-- EXERCISE TASK A --
Can you reproduce the listing below as a numbered list, running from its first line through the line containing "value-label: 27,273 <box>685", inclusive, with blank lines left out?

-- SUPPLIED PASSAGE --
----------

A close reading of "Righteous Among The Editors," leads me to believe there are two "The Radoshes." First, the historian Radoshes who do a pretty good job describing Freda Kirchwey and The Nation's important role in the establishment of the state of Israel in the aftermath of the Holocaust; and second, the polemical Radoshes, who forget that the policies pursued by Israel today are not what its founders and supporters envisioned, and ignore the changing historical context in their comments on today's Nation.

As the historian Radoshes must know, The Nation, then as now, has always represented a multiplicity of voices.  The polemical Radoshes cherrypick and present only one side of the story.

As the historian Radoshes must know, context matters. When Kirchwey was writing, Israel was fighting for its survival; it was not engaging in a self-destructive occupation that even Israeli conservatives believe will eventually undermine its character and security.

----------

-- RECORDS TO PROCESS --
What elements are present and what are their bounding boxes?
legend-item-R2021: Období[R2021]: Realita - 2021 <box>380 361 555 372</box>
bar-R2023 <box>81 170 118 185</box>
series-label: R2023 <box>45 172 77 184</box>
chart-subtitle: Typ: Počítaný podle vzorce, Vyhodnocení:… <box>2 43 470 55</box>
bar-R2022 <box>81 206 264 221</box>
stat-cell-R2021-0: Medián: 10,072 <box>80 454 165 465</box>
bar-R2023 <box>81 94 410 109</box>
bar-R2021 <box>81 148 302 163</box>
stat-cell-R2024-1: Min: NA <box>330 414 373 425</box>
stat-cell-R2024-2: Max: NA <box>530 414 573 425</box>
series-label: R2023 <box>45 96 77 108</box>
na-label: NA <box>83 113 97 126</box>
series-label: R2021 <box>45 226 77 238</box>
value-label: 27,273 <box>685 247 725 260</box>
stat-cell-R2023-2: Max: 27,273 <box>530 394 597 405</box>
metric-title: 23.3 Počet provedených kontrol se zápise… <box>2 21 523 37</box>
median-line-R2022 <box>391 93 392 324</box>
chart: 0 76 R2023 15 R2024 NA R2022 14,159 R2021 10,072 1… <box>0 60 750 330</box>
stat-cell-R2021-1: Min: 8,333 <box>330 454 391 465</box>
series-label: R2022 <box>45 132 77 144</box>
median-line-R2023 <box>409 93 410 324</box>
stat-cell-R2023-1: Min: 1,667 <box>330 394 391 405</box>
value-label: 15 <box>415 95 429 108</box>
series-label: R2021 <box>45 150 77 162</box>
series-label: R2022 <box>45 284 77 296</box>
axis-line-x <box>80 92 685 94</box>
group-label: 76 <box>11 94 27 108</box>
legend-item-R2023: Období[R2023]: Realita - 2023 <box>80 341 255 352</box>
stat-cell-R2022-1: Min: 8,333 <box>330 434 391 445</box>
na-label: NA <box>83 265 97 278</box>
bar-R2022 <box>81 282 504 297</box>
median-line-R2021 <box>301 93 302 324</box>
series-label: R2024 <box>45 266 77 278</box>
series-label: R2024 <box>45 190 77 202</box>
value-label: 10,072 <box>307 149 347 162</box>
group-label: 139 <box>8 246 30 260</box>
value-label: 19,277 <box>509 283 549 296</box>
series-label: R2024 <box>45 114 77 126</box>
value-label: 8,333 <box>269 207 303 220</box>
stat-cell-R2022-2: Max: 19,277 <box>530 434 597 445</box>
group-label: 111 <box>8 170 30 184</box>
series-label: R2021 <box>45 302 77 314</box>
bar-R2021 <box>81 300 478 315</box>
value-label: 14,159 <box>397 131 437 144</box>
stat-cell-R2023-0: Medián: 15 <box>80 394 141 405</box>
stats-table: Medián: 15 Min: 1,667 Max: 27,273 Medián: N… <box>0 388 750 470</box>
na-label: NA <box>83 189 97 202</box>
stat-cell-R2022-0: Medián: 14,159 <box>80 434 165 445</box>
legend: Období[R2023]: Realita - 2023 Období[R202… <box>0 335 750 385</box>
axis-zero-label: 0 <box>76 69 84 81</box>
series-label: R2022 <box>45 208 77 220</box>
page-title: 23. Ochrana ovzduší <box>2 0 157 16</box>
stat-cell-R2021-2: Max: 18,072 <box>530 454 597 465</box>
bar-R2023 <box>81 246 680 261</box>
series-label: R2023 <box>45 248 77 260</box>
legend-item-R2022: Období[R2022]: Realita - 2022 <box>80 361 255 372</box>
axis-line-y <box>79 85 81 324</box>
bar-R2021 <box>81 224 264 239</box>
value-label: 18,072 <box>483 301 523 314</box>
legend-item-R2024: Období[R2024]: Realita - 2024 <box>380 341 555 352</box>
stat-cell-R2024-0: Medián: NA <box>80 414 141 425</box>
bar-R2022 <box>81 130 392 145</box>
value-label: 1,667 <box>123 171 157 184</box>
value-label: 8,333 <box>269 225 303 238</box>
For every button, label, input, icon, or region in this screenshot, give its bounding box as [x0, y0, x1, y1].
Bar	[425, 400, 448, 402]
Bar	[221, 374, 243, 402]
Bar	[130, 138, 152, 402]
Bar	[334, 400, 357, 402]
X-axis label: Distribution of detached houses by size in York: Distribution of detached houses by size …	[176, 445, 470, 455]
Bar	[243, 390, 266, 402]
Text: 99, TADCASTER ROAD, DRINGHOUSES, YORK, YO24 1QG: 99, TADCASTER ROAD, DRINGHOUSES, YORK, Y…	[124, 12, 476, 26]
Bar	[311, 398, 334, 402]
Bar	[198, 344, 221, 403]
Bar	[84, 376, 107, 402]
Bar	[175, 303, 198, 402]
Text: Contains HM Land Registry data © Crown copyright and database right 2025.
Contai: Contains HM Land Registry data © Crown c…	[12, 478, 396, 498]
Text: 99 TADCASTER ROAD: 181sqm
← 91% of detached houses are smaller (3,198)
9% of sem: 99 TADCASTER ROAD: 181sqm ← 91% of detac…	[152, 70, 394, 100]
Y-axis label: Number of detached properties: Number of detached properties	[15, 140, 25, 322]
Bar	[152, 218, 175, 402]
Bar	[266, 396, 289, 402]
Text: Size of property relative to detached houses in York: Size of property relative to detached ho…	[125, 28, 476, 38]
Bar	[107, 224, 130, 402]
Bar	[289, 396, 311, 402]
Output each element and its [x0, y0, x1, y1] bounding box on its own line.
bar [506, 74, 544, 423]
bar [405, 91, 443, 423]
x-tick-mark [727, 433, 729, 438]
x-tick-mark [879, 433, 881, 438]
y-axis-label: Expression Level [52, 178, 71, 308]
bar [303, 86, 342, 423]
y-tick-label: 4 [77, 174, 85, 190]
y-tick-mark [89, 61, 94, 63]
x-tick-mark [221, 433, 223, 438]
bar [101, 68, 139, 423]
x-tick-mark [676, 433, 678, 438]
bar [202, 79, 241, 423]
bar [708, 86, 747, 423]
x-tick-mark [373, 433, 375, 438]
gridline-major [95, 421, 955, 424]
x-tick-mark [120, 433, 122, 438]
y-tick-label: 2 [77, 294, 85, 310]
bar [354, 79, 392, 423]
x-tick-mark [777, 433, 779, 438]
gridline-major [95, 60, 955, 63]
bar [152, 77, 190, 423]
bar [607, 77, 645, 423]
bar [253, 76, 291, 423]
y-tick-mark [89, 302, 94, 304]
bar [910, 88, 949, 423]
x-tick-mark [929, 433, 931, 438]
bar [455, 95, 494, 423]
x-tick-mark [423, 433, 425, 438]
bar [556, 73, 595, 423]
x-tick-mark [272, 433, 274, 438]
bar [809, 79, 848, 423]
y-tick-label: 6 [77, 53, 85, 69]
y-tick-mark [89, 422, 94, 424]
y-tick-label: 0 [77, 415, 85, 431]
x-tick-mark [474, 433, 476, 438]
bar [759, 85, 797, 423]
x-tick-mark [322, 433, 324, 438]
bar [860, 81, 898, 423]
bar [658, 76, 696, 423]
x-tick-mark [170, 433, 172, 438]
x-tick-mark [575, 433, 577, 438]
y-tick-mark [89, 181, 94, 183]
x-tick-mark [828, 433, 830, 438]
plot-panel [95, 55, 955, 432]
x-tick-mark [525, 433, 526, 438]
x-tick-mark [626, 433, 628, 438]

----------

-- EXERCISE TASK B --
How would you put this sentence from the passage about The Nation and Israel into Spanish: "When Kirchwey was writing, Israel was fighting for its survival; it was not engaging in a self-destructive occupation that even Israeli conservatives believe will eventually undermine its character and security."

-- RESPONSE A --
1. What elements are present and what are their bounding boxes?
2. legend-item-R2021: Období[R2021]: Realita - 2021 <box>380 361 555 372</box>
3. bar-R2023 <box>81 170 118 185</box>
4. series-label: R2023 <box>45 172 77 184</box>
5. chart-subtitle: Typ: Počítaný podle vzorce, Vyhodnocení:… <box>2 43 470 55</box>
6. bar-R2022 <box>81 206 264 221</box>
7. stat-cell-R2021-0: Medián: 10,072 <box>80 454 165 465</box>
8. bar-R2023 <box>81 94 410 109</box>
9. bar-R2021 <box>81 148 302 163</box>
10. stat-cell-R2024-1: Min: NA <box>330 414 373 425</box>
11. stat-cell-R2024-2: Max: NA <box>530 414 573 425</box>
12. series-label: R2023 <box>45 96 77 108</box>
13. na-label: NA <box>83 113 97 126</box>
14. series-label: R2021 <box>45 226 77 238</box>
15. value-label: 27,273 <box>685 247 725 260</box>

-- RESPONSE B --
Cuando Kirchwey escribía, Israel luchaba por su supervivencia; no estaba llevando a cabo una ocupación autodestructiva que incluso los conservadores israelíes creen que acabará socavando su carácter y su seguridad.